◆ **SET PROBLEM**
The listing below is to be output in its exact form.

<<<<

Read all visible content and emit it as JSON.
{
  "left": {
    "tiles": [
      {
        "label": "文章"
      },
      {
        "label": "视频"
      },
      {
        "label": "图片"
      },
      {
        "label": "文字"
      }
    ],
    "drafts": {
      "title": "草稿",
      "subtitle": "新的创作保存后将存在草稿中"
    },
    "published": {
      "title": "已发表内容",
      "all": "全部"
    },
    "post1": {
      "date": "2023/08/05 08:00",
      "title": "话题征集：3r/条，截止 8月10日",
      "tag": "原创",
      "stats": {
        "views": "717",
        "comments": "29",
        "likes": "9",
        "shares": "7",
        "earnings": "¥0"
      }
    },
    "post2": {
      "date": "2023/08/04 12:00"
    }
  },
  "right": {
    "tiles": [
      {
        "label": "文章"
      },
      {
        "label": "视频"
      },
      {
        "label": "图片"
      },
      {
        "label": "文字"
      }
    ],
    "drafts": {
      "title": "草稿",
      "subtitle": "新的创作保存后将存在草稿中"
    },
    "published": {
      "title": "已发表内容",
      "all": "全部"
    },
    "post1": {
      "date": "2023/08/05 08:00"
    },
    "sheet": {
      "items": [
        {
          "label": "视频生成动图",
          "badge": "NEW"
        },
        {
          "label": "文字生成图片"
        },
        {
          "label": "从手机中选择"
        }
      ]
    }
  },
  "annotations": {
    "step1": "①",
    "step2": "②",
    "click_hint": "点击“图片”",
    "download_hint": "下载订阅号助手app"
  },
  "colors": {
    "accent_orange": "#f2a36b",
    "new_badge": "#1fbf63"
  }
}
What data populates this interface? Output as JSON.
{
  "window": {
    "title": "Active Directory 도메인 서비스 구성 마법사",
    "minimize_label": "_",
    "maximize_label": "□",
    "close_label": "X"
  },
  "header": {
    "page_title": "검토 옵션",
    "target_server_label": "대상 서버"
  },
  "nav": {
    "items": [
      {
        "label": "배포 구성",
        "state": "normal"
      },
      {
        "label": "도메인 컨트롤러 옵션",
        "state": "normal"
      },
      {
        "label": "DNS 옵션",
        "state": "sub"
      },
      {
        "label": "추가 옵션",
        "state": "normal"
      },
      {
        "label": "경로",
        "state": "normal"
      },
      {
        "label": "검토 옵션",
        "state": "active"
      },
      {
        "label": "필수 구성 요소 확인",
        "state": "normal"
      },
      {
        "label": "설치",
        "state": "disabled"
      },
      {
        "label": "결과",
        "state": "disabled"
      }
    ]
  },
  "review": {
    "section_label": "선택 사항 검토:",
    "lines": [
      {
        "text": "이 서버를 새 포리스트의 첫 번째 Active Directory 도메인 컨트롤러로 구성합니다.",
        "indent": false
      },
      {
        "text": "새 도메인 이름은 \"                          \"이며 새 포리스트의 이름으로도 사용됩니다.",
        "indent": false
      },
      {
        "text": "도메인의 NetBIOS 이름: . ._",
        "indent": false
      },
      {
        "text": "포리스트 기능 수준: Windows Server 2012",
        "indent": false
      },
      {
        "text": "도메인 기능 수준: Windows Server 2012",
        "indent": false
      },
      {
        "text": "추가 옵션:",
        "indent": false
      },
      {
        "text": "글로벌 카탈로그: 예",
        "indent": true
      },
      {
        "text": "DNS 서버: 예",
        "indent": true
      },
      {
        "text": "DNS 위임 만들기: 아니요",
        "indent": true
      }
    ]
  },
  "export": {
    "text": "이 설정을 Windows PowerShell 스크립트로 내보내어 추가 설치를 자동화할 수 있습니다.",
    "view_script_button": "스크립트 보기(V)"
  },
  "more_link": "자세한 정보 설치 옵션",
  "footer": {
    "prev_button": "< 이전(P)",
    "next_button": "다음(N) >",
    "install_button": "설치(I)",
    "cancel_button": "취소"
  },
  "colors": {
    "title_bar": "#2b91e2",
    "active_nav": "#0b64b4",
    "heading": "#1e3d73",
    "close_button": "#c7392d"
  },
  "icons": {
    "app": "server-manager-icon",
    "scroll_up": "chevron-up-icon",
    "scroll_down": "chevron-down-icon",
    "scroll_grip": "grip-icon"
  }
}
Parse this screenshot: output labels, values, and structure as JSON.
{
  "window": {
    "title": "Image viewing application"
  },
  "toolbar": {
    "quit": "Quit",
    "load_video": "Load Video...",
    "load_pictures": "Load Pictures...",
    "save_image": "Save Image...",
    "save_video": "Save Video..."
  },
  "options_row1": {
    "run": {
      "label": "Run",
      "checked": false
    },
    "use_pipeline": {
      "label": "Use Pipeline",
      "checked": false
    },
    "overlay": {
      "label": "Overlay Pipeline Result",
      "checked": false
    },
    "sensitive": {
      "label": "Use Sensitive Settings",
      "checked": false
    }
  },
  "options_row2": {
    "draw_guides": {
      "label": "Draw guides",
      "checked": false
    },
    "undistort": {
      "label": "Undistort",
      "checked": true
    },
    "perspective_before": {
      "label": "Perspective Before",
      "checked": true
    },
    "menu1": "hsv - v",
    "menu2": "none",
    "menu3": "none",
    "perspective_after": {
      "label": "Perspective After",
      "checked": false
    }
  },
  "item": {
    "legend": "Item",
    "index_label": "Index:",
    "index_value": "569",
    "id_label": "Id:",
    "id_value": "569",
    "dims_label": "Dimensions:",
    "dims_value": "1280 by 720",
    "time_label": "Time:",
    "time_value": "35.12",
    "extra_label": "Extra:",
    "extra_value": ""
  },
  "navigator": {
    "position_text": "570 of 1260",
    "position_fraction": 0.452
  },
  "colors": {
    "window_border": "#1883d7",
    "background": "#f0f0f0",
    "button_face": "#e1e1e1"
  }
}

>>>>

◆ **THE SOLUTION**
Read all visible content and emit it as JSON.
{
  "left": {
    "tiles": [
      {
        "label": "文章"
      },
      {
        "label": "视频"
      },
      {
        "label": "图片"
      },
      {
        "label": "文字"
      }
    ],
    "drafts": {
      "title": "草稿",
      "subtitle": "新的创作保存后将存在草稿中"
    },
    "published": {
      "title": "已发表内容",
      "all": "全部"
    },
    "post1": {
      "date": "2023/08/05 08:00",
      "title": "话题征集：3r/条，截止 8月10日",
      "tag": "原创",
      "stats": {
        "views": "717",
        "comments": "29",
        "likes": "9",
        "shares": "7",
        "earnings": "¥0"
      }
    },
    "post2": {
      "date": "2023/08/04 12:00"
    }
  },
  "right": {
    "tiles": [
      {
        "label": "文章"
      },
      {
        "label": "视频"
      },
      {
        "label": "图片"
      },
      {
        "label": "文字"
      }
    ],
    "drafts": {
      "title": "草稿",
      "subtitle": "新的创作保存后将存在草稿中"
    },
    "published": {
      "title": "已发表内容",
      "all": "全部"
    },
    "post1": {
      "date": "2023/08/05 08:00"
    },
    "sheet": {
      "items": [
        {
          "label": "视频生成动图",
          "badge": "NEW"
        },
        {
          "label": "文字生成图片"
        },
        {
          "label": "从手机中选择"
        }
      ]
    }
  },
  "annotations": {
    "step1": "①",
    "step2": "②",
    "click_hint": "点击“图片”",
    "download_hint": "下载订阅号助手app"
  },
  "colors": {
    "accent_orange": "#f2a36b",
    "new_badge": "#1fbf63"
  }
}
What data populates this interface? Output as JSON.
{
  "window": {
    "title": "Active Directory 도메인 서비스 구성 마법사",
    "minimize_label": "_",
    "maximize_label": "□",
    "close_label": "X"
  },
  "header": {
    "page_title": "검토 옵션",
    "target_server_label": "대상 서버"
  },
  "nav": {
    "items": [
      {
        "label": "배포 구성",
        "state": "normal"
      },
      {
        "label": "도메인 컨트롤러 옵션",
        "state": "normal"
      },
      {
        "label": "DNS 옵션",
        "state": "sub"
      },
      {
        "label": "추가 옵션",
        "state": "normal"
      },
      {
        "label": "경로",
        "state": "normal"
      },
      {
        "label": "검토 옵션",
        "state": "active"
      },
      {
        "label": "필수 구성 요소 확인",
        "state": "normal"
      },
      {
        "label": "설치",
        "state": "disabled"
      },
      {
        "label": "결과",
        "state": "disabled"
      }
    ]
  },
  "review": {
    "section_label": "선택 사항 검토:",
    "lines": [
      {
        "text": "이 서버를 새 포리스트의 첫 번째 Active Directory 도메인 컨트롤러로 구성합니다.",
        "indent": false
      },
      {
        "text": "새 도메인 이름은 \"                          \"이며 새 포리스트의 이름으로도 사용됩니다.",
        "indent": false
      },
      {
        "text": "도메인의 NetBIOS 이름: . ._",
        "indent": false
      },
      {
        "text": "포리스트 기능 수준: Windows Server 2012",
        "indent": false
      },
      {
        "text": "도메인 기능 수준: Windows Server 2012",
        "indent": false
      },
      {
        "text": "추가 옵션:",
        "indent": false
      },
      {
        "text": "글로벌 카탈로그: 예",
        "indent": true
      },
      {
        "text": "DNS 서버: 예",
        "indent": true
      },
      {
        "text": "DNS 위임 만들기: 아니요",
        "indent": true
      }
    ]
  },
  "export": {
    "text": "이 설정을 Windows PowerShell 스크립트로 내보내어 추가 설치를 자동화할 수 있습니다.",
    "view_script_button": "스크립트 보기(V)"
  },
  "more_link": "자세한 정보 설치 옵션",
  "footer": {
    "prev_button": "< 이전(P)",
    "next_button": "다음(N) >",
    "install_button": "설치(I)",
    "cancel_button": "취소"
  },
  "colors": {
    "title_bar": "#2b91e2",
    "active_nav": "#0b64b4",
    "heading": "#1e3d73",
    "close_button": "#c7392d"
  },
  "icons": {
    "app": "server-manager-icon",
    "scroll_up": "chevron-up-icon",
    "scroll_down": "chevron-down-icon",
    "scroll_grip": "grip-icon"
  }
}
Parse this screenshot: output labels, values, and structure as JSON.
{
  "window": {
    "title": "Image viewing application"
  },
  "toolbar": {
    "quit": "Quit",
    "load_video": "Load Video...",
    "load_pictures": "Load Pictures...",
    "save_image": "Save Image...",
    "save_video": "Save Video..."
  },
  "options_row1": {
    "run": {
      "label": "Run",
      "checked": false
    },
    "use_pipeline": {
      "label": "Use Pipeline",
      "checked": false
    },
    "overlay": {
      "label": "Overlay Pipeline Result",
      "checked": false
    },
    "sensitive": {
      "label": "Use Sensitive Settings",
      "checked": false
    }
  },
  "options_row2": {
    "draw_guides": {
      "label": "Draw guides",
      "checked": false
    },
    "undistort": {
      "label": "Undistort",
      "checked": true
    },
    "perspective_before": {
      "label": "Perspective Before",
      "checked": true
    },
    "menu1": "hsv - v",
    "menu2": "none",
    "menu3": "none",
    "perspective_after": {
      "label": "Perspective After",
      "checked": false
    }
  },
  "item": {
    "legend": "Item",
    "index_label": "Index:",
    "index_value": "569",
    "id_label": "Id:",
    "id_value": "569",
    "dims_label": "Dimensions:",
    "dims_value": "1280 by 720",
    "time_label": "Time:",
    "time_value": "35.12",
    "extra_label": "Extra:",
    "extra_value": ""
  },
  "navigator": {
    "position_text": "570 of 1260",
    "position_fraction": 0.452
  },
  "colors": {
    "window_border": "#1883d7",
    "background": "#f0f0f0",
    "button_face": "#e1e1e1"
  }
}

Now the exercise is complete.